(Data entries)
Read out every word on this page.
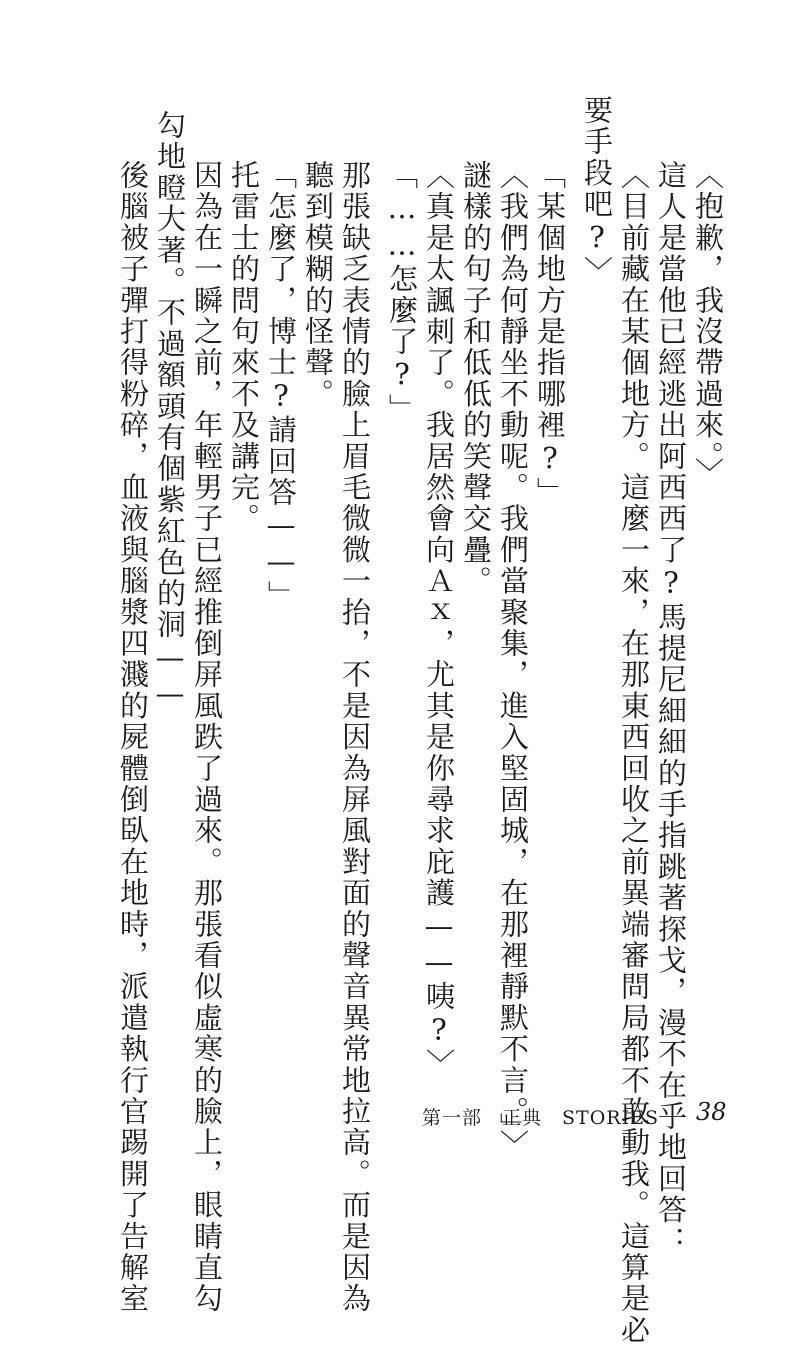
〈抱歉，我沒帶過來。〉

這人是當他已經逃出阿西西了?馬提尼細細的手指跳著探戈，漫不在乎地回答：

〈目前藏在某個地方。這麼一來，在那東西回收之前異端審問局都不敢動我。這算是必

要手段吧?〉

「某個地方是指哪裡?」

〈我們為何靜坐不動呢。我們當聚集，進入堅固城，在那裡靜默不言。」〉

謎樣的句子和低低的笑聲交疊。

〈真是太諷刺了。我居然會向Ａｘ，尤其是你尋求庇護——咦?〉

「……怎麼了?」

那張缺乏表情的臉上眉毛微微一抬，不是因為屏風對面的聲音異常地拉高。而是因為

聽到模糊的怪聲。

「怎麼了，博士?請回答——」

托雷士的問句來不及講完。

因為在一瞬之前，年輕男子已經推倒屏風跌了過來。那張看似虛寒的臉上，眼睛直勾

勾地瞪大著。不過額頭有個紫紅色的洞——

後腦被子彈打得粉碎，血液與腦漿四濺的屍體倒臥在地時，派遣執行官踢開了告解室	第一部　正典　STORIES 38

**What is being asked:** Repeat every record precisely. Any picture among them stays out of the copy.

**Written response:**
Read out every word on this page.
〈抱歉，我沒帶過來。〉

這人是當他已經逃出阿西西了?馬提尼細細的手指跳著探戈，漫不在乎地回答：

〈目前藏在某個地方。這麼一來，在那東西回收之前異端審問局都不敢動我。這算是必

要手段吧?〉

「某個地方是指哪裡?」

〈我們為何靜坐不動呢。我們當聚集，進入堅固城，在那裡靜默不言。」〉

謎樣的句子和低低的笑聲交疊。

〈真是太諷刺了。我居然會向Ａｘ，尤其是你尋求庇護——咦?〉

「……怎麼了?」

那張缺乏表情的臉上眉毛微微一抬，不是因為屏風對面的聲音異常地拉高。而是因為

聽到模糊的怪聲。

「怎麼了，博士?請回答——」

托雷士的問句來不及講完。

因為在一瞬之前，年輕男子已經推倒屏風跌了過來。那張看似虛寒的臉上，眼睛直勾

勾地瞪大著。不過額頭有個紫紅色的洞——

後腦被子彈打得粉碎，血液與腦漿四濺的屍體倒臥在地時，派遣執行官踢開了告解室	第一部　正典　STORIES 38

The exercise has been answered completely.